[Collection entries]
────────────────

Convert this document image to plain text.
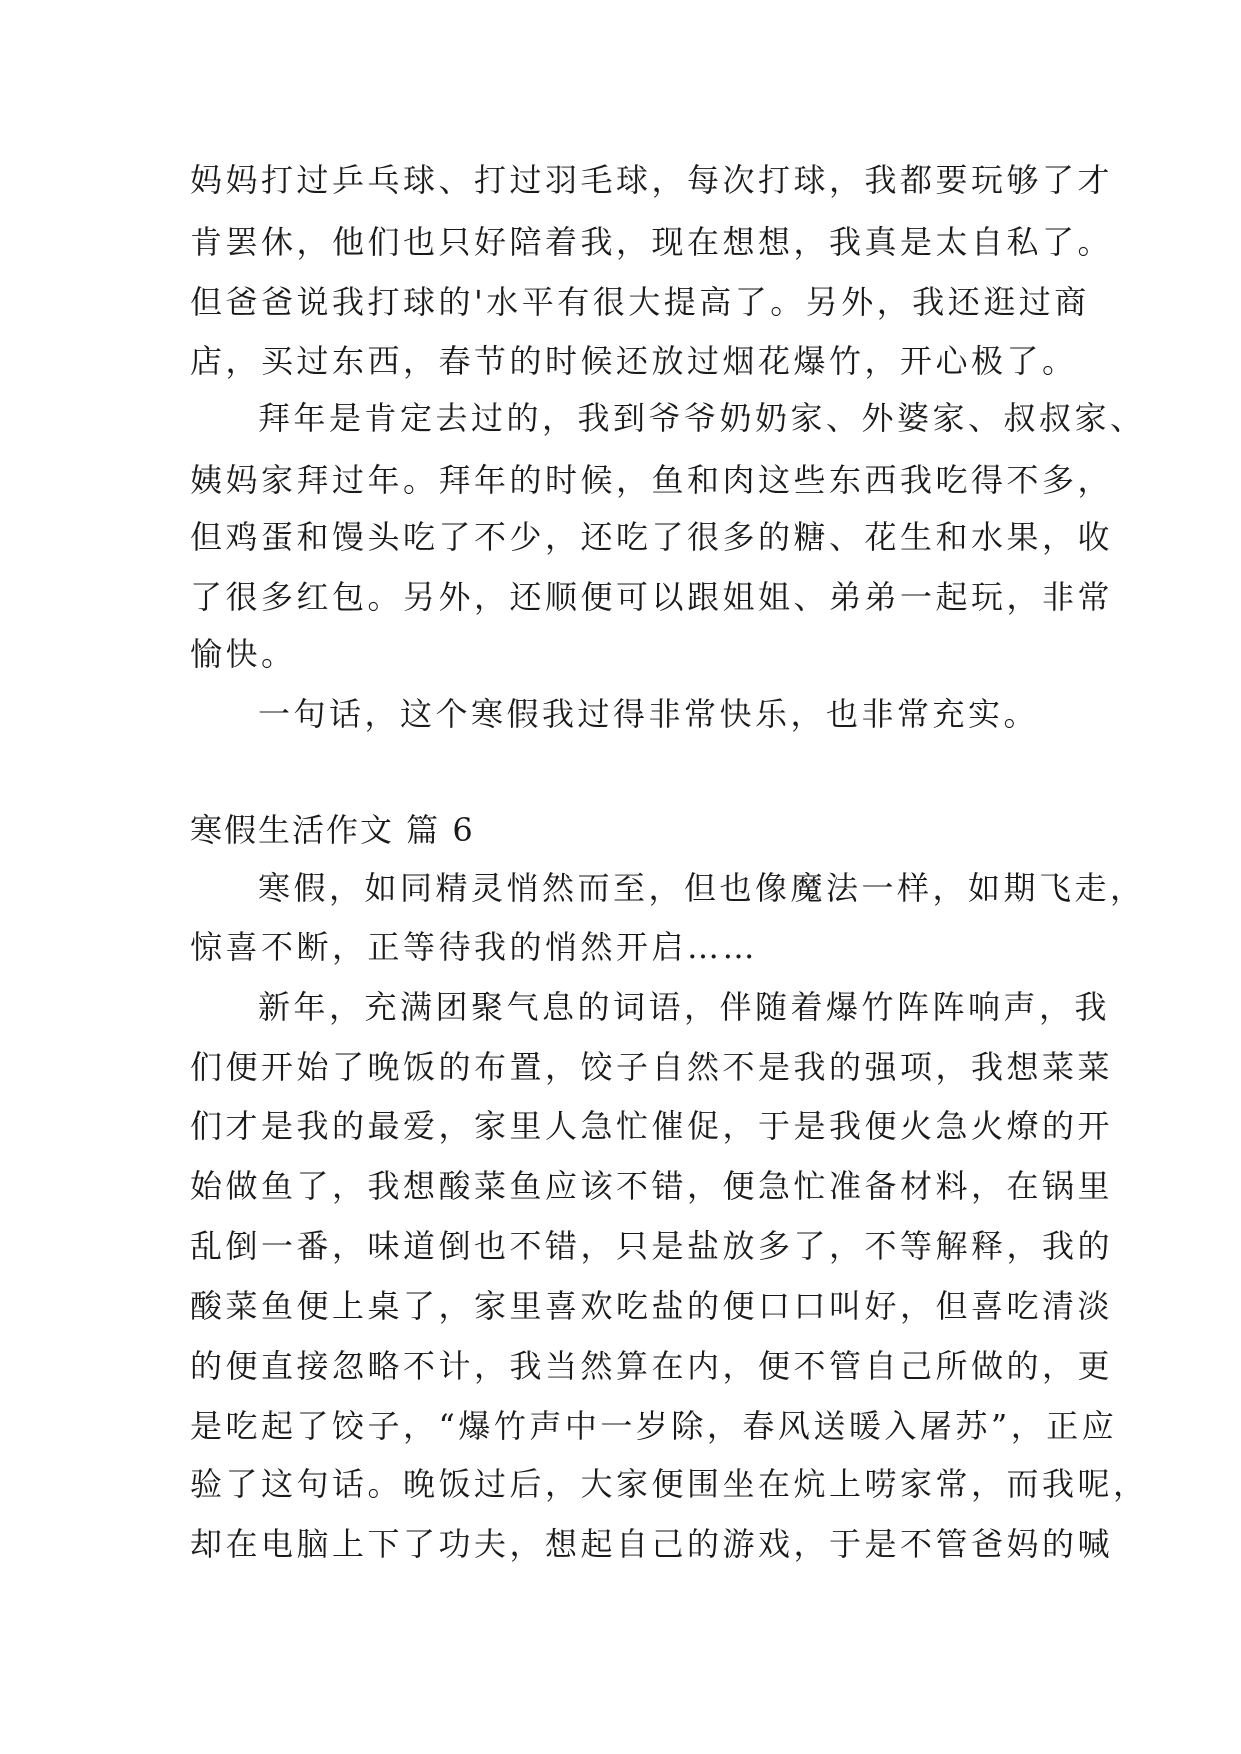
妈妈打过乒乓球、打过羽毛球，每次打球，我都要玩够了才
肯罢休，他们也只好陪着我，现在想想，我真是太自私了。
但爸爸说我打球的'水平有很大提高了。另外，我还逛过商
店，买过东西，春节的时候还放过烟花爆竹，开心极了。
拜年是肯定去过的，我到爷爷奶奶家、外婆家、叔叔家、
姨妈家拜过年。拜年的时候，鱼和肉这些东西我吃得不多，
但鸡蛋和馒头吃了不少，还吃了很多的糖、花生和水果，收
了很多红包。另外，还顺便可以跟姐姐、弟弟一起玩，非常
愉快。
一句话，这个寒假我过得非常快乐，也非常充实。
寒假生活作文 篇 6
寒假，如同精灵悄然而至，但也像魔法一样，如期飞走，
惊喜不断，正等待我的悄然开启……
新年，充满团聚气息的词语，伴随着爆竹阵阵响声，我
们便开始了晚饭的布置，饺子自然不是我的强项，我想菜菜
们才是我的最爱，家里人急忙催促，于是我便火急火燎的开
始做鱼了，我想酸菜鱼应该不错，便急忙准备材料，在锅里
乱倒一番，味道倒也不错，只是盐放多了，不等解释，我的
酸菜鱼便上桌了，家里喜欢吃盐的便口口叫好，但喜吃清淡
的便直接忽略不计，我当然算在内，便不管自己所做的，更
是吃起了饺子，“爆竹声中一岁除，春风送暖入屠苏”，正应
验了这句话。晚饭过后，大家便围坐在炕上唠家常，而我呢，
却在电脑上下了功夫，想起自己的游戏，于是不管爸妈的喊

────────────────

Stated exercise: Print every entry above again without changing a word, and omit the pictures.

Solution to the problem:
Convert this document image to plain text.
妈妈打过乒乓球、打过羽毛球，每次打球，我都要玩够了才
肯罢休，他们也只好陪着我，现在想想，我真是太自私了。
但爸爸说我打球的'水平有很大提高了。另外，我还逛过商
店，买过东西，春节的时候还放过烟花爆竹，开心极了。
拜年是肯定去过的，我到爷爷奶奶家、外婆家、叔叔家、
姨妈家拜过年。拜年的时候，鱼和肉这些东西我吃得不多，
但鸡蛋和馒头吃了不少，还吃了很多的糖、花生和水果，收
了很多红包。另外，还顺便可以跟姐姐、弟弟一起玩，非常
愉快。
一句话，这个寒假我过得非常快乐，也非常充实。
寒假生活作文 篇 6
寒假，如同精灵悄然而至，但也像魔法一样，如期飞走，
惊喜不断，正等待我的悄然开启……
新年，充满团聚气息的词语，伴随着爆竹阵阵响声，我
们便开始了晚饭的布置，饺子自然不是我的强项，我想菜菜
们才是我的最爱，家里人急忙催促，于是我便火急火燎的开
始做鱼了，我想酸菜鱼应该不错，便急忙准备材料，在锅里
乱倒一番，味道倒也不错，只是盐放多了，不等解释，我的
酸菜鱼便上桌了，家里喜欢吃盐的便口口叫好，但喜吃清淡
的便直接忽略不计，我当然算在内，便不管自己所做的，更
是吃起了饺子，“爆竹声中一岁除，春风送暖入屠苏”，正应
验了这句话。晚饭过后，大家便围坐在炕上唠家常，而我呢，
却在电脑上下了功夫，想起自己的游戏，于是不管爸妈的喊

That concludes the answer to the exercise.